▶ [WRITTEN REQUEST] Leave out the pictures, then reproduce the rest of the material exactly.

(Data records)
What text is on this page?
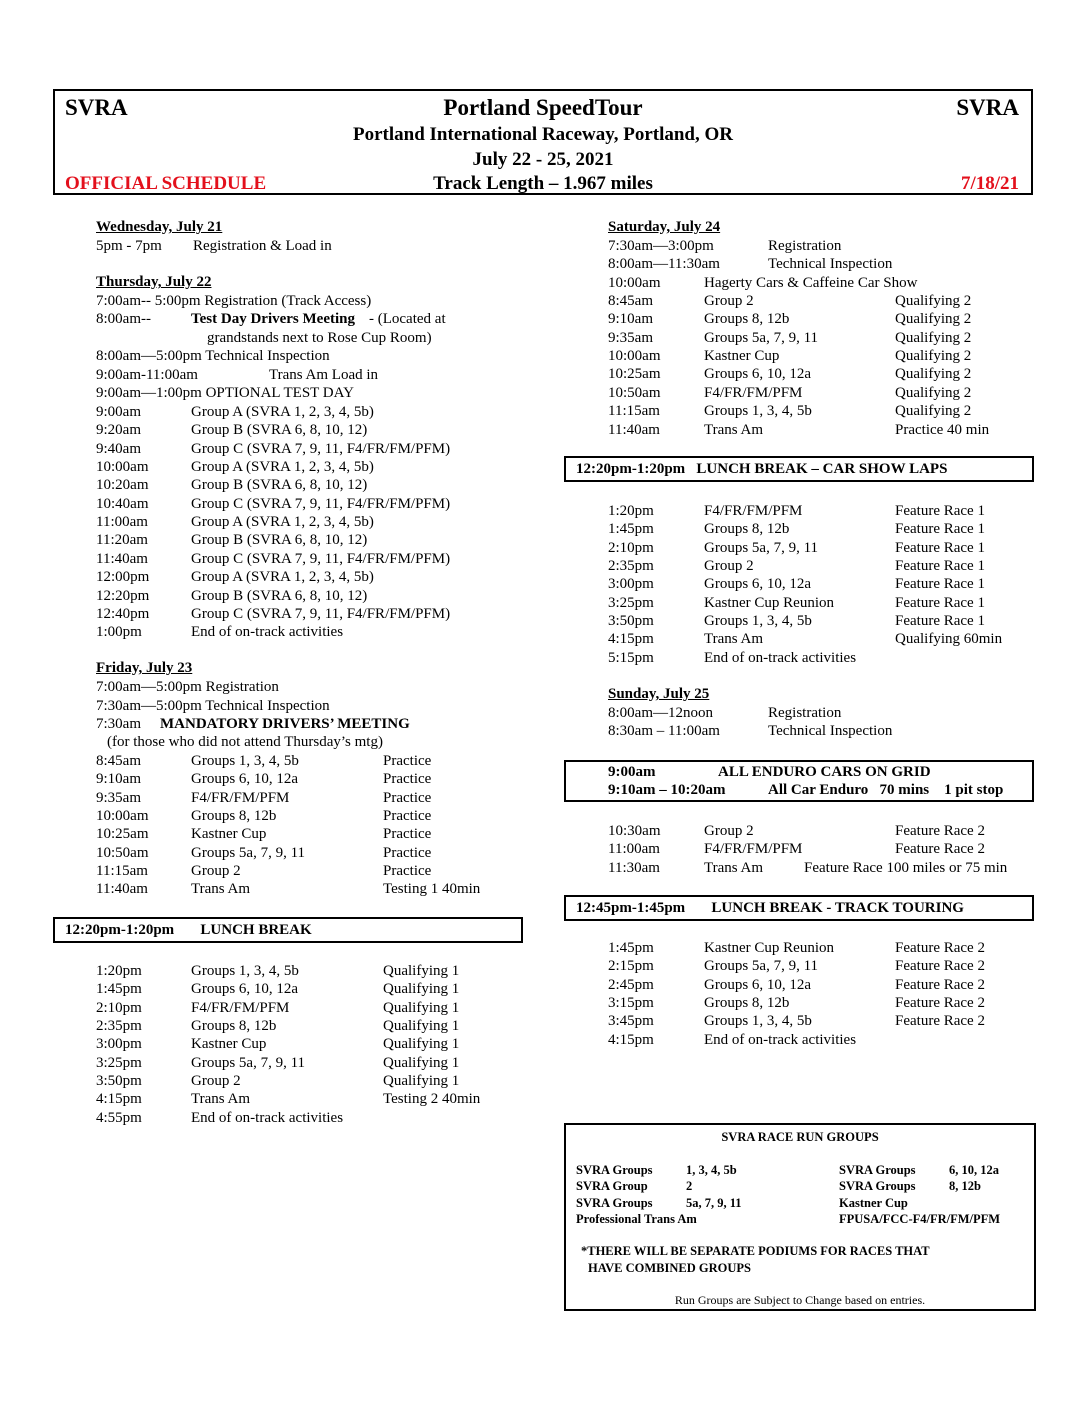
SVRA	Portland SpeedTour	SVRA
Portland International Raceway, Portland, OR
July 22 - 25, 2021
OFFICIAL SCHEDULE	Track Length – 1.967 miles	7/18/21
Wednesday, July 21
5pm - 7pm Registration & Load in
Thursday, July 22
7:00am-- 5:00pm Registration (Track Access)
8:00am--	Test Day Drivers Meeting - (Located at
grandstands next to Rose Cup Room)
8:00am—5:00pm Technical Inspection
9:00am-11:00am	Trans Am Load in
9:00am—1:00pm OPTIONAL TEST DAY
9:00am	Group A (SVRA 1, 2, 3, 4, 5b)
9:20am	Group B (SVRA 6, 8, 10, 12)
9:40am	Group C (SVRA 7, 9, 11, F4/FR/FM/PFM)
10:00am	Group A (SVRA 1, 2, 3, 4, 5b)
10:20am	Group B (SVRA 6, 8, 10, 12)
10:40am	Group C (SVRA 7, 9, 11, F4/FR/FM/PFM)
11:00am	Group A (SVRA 1, 2, 3, 4, 5b)
11:20am	Group B (SVRA 6, 8, 10, 12)
11:40am	Group C (SVRA 7, 9, 11, F4/FR/FM/PFM)
12:00pm	Group A (SVRA 1, 2, 3, 4, 5b)
12:20pm	Group B (SVRA 6, 8, 10, 12)
12:40pm	Group C (SVRA 7, 9, 11, F4/FR/FM/PFM)
1:00pm	End of on-track activities
Friday, July 23
7:00am—5:00pm Registration
7:30am—5:00pm Technical Inspection
7:30am MANDATORY DRIVERS’ MEETING
(for those who did not attend Thursday’s mtg)
8:45am	Groups 1, 3, 4, 5b	Practice
9:10am	Groups 6, 10, 12a	Practice
9:35am	F4/FR/FM/PFM	Practice
10:00am	Groups 8, 12b	Practice
10:25am	Kastner Cup	Practice
10:50am	Groups 5a, 7, 9, 11	Practice
11:15am	Group 2	Practice
11:40am	Trans Am	Testing 1 40min
12:20pm-1:20pm       LUNCH BREAK
1:20pm	Groups 1, 3, 4, 5b	Qualifying 1
1:45pm	Groups 6, 10, 12a	Qualifying 1
2:10pm	F4/FR/FM/PFM	Qualifying 1
2:35pm	Groups 8, 12b	Qualifying 1
3:00pm	Kastner Cup	Qualifying 1
3:25pm	Groups 5a, 7, 9, 11	Qualifying 1
3:50pm	Group 2	Qualifying 1
4:15pm	Trans Am	Testing 2 40min
4:55pm	End of on-track activities
Saturday, July 24
7:30am—3:00pm	Registration
8:00am—11:30am	Technical Inspection
10:00am	Hagerty Cars & Caffeine Car Show
8:45am	Group 2	Qualifying 2
9:10am	Groups 8, 12b	Qualifying 2
9:35am	Groups 5a, 7, 9, 11	Qualifying 2
10:00am	Kastner Cup	Qualifying 2
10:25am	Groups 6, 10, 12a	Qualifying 2
10:50am	F4/FR/FM/PFM	Qualifying 2
11:15am	Groups 1, 3, 4, 5b	Qualifying 2
11:40am	Trans Am	Practice 40 min
12:20pm-1:20pm   LUNCH BREAK – CAR SHOW LAPS
1:20pm	F4/FR/FM/PFM	Feature Race 1
1:45pm	Groups 8, 12b	Feature Race 1
2:10pm	Groups 5a, 7, 9, 11	Feature Race 1
2:35pm	Group 2	Feature Race 1
3:00pm	Groups 6, 10, 12a	Feature Race 1
3:25pm	Kastner Cup Reunion	Feature Race 1
3:50pm	Groups 1, 3, 4, 5b	Feature Race 1
4:15pm	Trans Am	Qualifying 60min
5:15pm	End of on-track activities
Sunday, July 25
8:00am—12noon	Registration
8:30am – 11:00am	Technical Inspection
9:00am	ALL ENDURO CARS ON GRID
9:10am – 10:20am	All Car Enduro   70 mins    1 pit stop
10:30am	Group 2	Feature Race 2
11:00am	F4/FR/FM/PFM	Feature Race 2
11:30am	Trans Am	Feature Race 100 miles or 75 min
12:45pm-1:45pm       LUNCH BREAK - TRACK TOURING
1:45pm	Kastner Cup Reunion	Feature Race 2
2:15pm	Groups 5a, 7, 9, 11	Feature Race 2
2:45pm	Groups 6, 10, 12a	Feature Race 2
3:15pm	Groups 8, 12b	Feature Race 2
3:45pm	Groups 1, 3, 4, 5b	Feature Race 2
4:15pm	End of on-track activities
SVRA RACE RUN GROUPS
SVRA Groups	1, 3, 4, 5b
SVRA Group	2
SVRA Groups	5a, 7, 9, 11
Professional Trans Am
SVRA Groups	6, 10, 12a
SVRA Groups	8, 12b
Kastner Cup
FPUSA/FCC-F4/FR/FM/PFM
*THERE WILL BE SEPARATE PODIUMS FOR RACES THAT
HAVE COMBINED GROUPS
Run Groups are Subject to Change based on entries.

▶ [FINISHED TASK]
What text is on this page?
SVRA	Portland SpeedTour	SVRA
Portland International Raceway, Portland, OR
July 22 - 25, 2021
OFFICIAL SCHEDULE	Track Length – 1.967 miles	7/18/21
Wednesday, July 21
5pm - 7pm Registration & Load in
Thursday, July 22
7:00am-- 5:00pm Registration (Track Access)
8:00am--	Test Day Drivers Meeting - (Located at
grandstands next to Rose Cup Room)
8:00am—5:00pm Technical Inspection
9:00am-11:00am	Trans Am Load in
9:00am—1:00pm OPTIONAL TEST DAY
9:00am	Group A (SVRA 1, 2, 3, 4, 5b)
9:20am	Group B (SVRA 6, 8, 10, 12)
9:40am	Group C (SVRA 7, 9, 11, F4/FR/FM/PFM)
10:00am	Group A (SVRA 1, 2, 3, 4, 5b)
10:20am	Group B (SVRA 6, 8, 10, 12)
10:40am	Group C (SVRA 7, 9, 11, F4/FR/FM/PFM)
11:00am	Group A (SVRA 1, 2, 3, 4, 5b)
11:20am	Group B (SVRA 6, 8, 10, 12)
11:40am	Group C (SVRA 7, 9, 11, F4/FR/FM/PFM)
12:00pm	Group A (SVRA 1, 2, 3, 4, 5b)
12:20pm	Group B (SVRA 6, 8, 10, 12)
12:40pm	Group C (SVRA 7, 9, 11, F4/FR/FM/PFM)
1:00pm	End of on-track activities
Friday, July 23
7:00am—5:00pm Registration
7:30am—5:00pm Technical Inspection
7:30am MANDATORY DRIVERS’ MEETING
(for those who did not attend Thursday’s mtg)
8:45am	Groups 1, 3, 4, 5b	Practice
9:10am	Groups 6, 10, 12a	Practice
9:35am	F4/FR/FM/PFM	Practice
10:00am	Groups 8, 12b	Practice
10:25am	Kastner Cup	Practice
10:50am	Groups 5a, 7, 9, 11	Practice
11:15am	Group 2	Practice
11:40am	Trans Am	Testing 1 40min
12:20pm-1:20pm       LUNCH BREAK
1:20pm	Groups 1, 3, 4, 5b	Qualifying 1
1:45pm	Groups 6, 10, 12a	Qualifying 1
2:10pm	F4/FR/FM/PFM	Qualifying 1
2:35pm	Groups 8, 12b	Qualifying 1
3:00pm	Kastner Cup	Qualifying 1
3:25pm	Groups 5a, 7, 9, 11	Qualifying 1
3:50pm	Group 2	Qualifying 1
4:15pm	Trans Am	Testing 2 40min
4:55pm	End of on-track activities
Saturday, July 24
7:30am—3:00pm	Registration
8:00am—11:30am	Technical Inspection
10:00am	Hagerty Cars & Caffeine Car Show
8:45am	Group 2	Qualifying 2
9:10am	Groups 8, 12b	Qualifying 2
9:35am	Groups 5a, 7, 9, 11	Qualifying 2
10:00am	Kastner Cup	Qualifying 2
10:25am	Groups 6, 10, 12a	Qualifying 2
10:50am	F4/FR/FM/PFM	Qualifying 2
11:15am	Groups 1, 3, 4, 5b	Qualifying 2
11:40am	Trans Am	Practice 40 min
12:20pm-1:20pm   LUNCH BREAK – CAR SHOW LAPS
1:20pm	F4/FR/FM/PFM	Feature Race 1
1:45pm	Groups 8, 12b	Feature Race 1
2:10pm	Groups 5a, 7, 9, 11	Feature Race 1
2:35pm	Group 2	Feature Race 1
3:00pm	Groups 6, 10, 12a	Feature Race 1
3:25pm	Kastner Cup Reunion	Feature Race 1
3:50pm	Groups 1, 3, 4, 5b	Feature Race 1
4:15pm	Trans Am	Qualifying 60min
5:15pm	End of on-track activities
Sunday, July 25
8:00am—12noon	Registration
8:30am – 11:00am	Technical Inspection
9:00am	ALL ENDURO CARS ON GRID
9:10am – 10:20am	All Car Enduro   70 mins    1 pit stop
10:30am	Group 2	Feature Race 2
11:00am	F4/FR/FM/PFM	Feature Race 2
11:30am	Trans Am	Feature Race 100 miles or 75 min
12:45pm-1:45pm       LUNCH BREAK - TRACK TOURING
1:45pm	Kastner Cup Reunion	Feature Race 2
2:15pm	Groups 5a, 7, 9, 11	Feature Race 2
2:45pm	Groups 6, 10, 12a	Feature Race 2
3:15pm	Groups 8, 12b	Feature Race 2
3:45pm	Groups 1, 3, 4, 5b	Feature Race 2
4:15pm	End of on-track activities
SVRA RACE RUN GROUPS
SVRA Groups	1, 3, 4, 5b
SVRA Group	2
SVRA Groups	5a, 7, 9, 11
Professional Trans Am
SVRA Groups	6, 10, 12a
SVRA Groups	8, 12b
Kastner Cup
FPUSA/FCC-F4/FR/FM/PFM
*THERE WILL BE SEPARATE PODIUMS FOR RACES THAT
HAVE COMBINED GROUPS
Run Groups are Subject to Change based on entries.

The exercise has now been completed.